-- START OF DATA ENTRIES --

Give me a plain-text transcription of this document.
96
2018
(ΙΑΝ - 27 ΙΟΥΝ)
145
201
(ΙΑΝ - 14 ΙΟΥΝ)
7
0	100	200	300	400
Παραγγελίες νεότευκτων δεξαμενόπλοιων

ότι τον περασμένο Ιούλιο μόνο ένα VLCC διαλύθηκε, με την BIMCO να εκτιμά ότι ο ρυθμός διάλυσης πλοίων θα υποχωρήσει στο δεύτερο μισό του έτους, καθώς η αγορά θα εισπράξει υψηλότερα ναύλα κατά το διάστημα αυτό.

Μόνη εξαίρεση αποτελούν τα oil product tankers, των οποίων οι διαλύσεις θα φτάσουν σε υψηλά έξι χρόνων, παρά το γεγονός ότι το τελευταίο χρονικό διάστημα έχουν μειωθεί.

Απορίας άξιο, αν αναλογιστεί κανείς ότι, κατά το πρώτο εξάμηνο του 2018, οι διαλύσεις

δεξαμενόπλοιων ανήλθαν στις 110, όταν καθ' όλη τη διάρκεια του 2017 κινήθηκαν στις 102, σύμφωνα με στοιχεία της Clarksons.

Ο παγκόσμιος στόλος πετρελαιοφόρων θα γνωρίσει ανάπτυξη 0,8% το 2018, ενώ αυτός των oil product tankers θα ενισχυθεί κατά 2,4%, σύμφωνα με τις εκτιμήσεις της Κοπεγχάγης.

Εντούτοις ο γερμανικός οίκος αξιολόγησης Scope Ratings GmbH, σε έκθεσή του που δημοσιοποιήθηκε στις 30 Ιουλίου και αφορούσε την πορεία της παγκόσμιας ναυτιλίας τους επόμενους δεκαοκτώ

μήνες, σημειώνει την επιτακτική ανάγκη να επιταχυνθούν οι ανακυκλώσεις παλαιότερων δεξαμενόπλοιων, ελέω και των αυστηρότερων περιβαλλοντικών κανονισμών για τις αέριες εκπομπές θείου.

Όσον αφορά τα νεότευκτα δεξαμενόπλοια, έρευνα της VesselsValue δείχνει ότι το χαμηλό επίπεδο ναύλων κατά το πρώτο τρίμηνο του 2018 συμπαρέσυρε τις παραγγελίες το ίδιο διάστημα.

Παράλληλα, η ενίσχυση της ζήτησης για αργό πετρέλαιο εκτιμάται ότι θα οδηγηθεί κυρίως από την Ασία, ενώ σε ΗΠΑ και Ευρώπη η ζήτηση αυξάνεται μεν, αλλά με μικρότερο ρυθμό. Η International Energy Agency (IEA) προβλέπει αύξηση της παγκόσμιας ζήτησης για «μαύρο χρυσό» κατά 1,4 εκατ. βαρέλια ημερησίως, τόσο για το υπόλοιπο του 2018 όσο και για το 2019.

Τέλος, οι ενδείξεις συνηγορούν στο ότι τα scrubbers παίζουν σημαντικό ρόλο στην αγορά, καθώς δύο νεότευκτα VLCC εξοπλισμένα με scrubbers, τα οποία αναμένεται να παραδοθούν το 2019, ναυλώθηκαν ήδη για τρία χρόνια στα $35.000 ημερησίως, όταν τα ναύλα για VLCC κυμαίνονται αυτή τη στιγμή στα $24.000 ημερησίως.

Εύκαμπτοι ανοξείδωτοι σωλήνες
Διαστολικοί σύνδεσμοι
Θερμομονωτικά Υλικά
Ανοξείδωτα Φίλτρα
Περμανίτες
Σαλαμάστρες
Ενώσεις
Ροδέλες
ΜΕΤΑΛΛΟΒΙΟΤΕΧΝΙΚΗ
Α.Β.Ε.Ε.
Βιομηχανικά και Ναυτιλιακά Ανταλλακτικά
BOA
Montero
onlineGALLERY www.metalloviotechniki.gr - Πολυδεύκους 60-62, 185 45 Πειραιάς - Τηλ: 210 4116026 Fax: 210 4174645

-- END OF DATA ENTRIES --

Which lines include the word "διαλύσεις"? Copy every one of them.

■ OUTPUT BELOW ■
Μόνη εξαίρεση αποτελούν τα oil product tankers, των οποίων οι διαλύσεις θα φτάσουν σε υψηλά έξι χρόνων, παρά το γεγονός ότι το τελευταίο χρονικό διάστημα έχουν μειωθεί.
Απορίας άξιο, αν αναλογιστεί κανείς ότι, κατά το πρώτο εξάμηνο του 2018, οι διαλύσεις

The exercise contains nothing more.